> [PROBLEM DETAILS] Search the material for the string "chart" and copy each line where it occurs.

####

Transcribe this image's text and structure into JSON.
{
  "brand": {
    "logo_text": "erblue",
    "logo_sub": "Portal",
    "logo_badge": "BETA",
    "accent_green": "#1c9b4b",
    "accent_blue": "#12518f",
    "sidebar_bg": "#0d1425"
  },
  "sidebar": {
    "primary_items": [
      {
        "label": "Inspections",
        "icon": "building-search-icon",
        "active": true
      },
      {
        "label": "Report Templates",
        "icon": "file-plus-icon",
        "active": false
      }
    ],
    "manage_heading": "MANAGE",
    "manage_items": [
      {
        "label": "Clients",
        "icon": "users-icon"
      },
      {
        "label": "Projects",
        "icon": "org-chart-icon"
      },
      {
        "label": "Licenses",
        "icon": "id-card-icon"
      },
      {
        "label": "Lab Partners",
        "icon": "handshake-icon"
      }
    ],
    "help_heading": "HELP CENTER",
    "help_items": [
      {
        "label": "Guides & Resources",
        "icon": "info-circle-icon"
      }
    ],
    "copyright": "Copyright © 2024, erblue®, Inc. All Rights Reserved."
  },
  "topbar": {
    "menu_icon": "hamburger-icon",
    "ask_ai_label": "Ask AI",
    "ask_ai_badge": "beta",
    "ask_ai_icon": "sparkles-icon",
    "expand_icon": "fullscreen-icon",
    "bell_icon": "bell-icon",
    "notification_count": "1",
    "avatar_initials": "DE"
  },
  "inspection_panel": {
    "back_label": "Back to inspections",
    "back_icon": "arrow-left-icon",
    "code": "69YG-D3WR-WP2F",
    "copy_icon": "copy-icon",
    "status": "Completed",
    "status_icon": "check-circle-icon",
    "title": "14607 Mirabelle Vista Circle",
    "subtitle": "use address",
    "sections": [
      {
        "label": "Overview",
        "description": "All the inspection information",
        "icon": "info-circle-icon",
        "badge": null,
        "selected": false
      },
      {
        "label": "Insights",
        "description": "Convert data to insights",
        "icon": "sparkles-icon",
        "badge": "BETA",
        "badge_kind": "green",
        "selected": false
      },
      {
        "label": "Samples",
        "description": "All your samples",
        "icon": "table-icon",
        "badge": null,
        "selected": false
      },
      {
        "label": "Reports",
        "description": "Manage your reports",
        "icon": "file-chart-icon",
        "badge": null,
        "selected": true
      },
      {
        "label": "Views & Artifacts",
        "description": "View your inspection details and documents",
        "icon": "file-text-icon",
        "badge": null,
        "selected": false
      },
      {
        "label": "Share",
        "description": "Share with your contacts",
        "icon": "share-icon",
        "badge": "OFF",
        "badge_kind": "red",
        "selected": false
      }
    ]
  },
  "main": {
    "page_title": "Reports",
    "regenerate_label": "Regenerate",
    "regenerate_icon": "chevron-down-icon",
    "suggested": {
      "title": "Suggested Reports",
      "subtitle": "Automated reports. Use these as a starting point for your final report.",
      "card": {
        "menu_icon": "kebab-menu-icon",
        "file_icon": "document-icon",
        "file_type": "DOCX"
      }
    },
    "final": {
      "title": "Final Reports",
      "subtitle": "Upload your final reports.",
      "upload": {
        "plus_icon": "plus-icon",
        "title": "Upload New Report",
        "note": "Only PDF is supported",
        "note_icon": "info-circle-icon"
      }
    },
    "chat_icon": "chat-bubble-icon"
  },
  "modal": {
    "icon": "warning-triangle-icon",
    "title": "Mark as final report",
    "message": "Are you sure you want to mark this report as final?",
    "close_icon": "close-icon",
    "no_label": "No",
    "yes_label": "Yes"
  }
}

####

> [COMPLETE RESPONSE]
        "icon": "org-chart-icon"
        "icon": "file-chart-icon",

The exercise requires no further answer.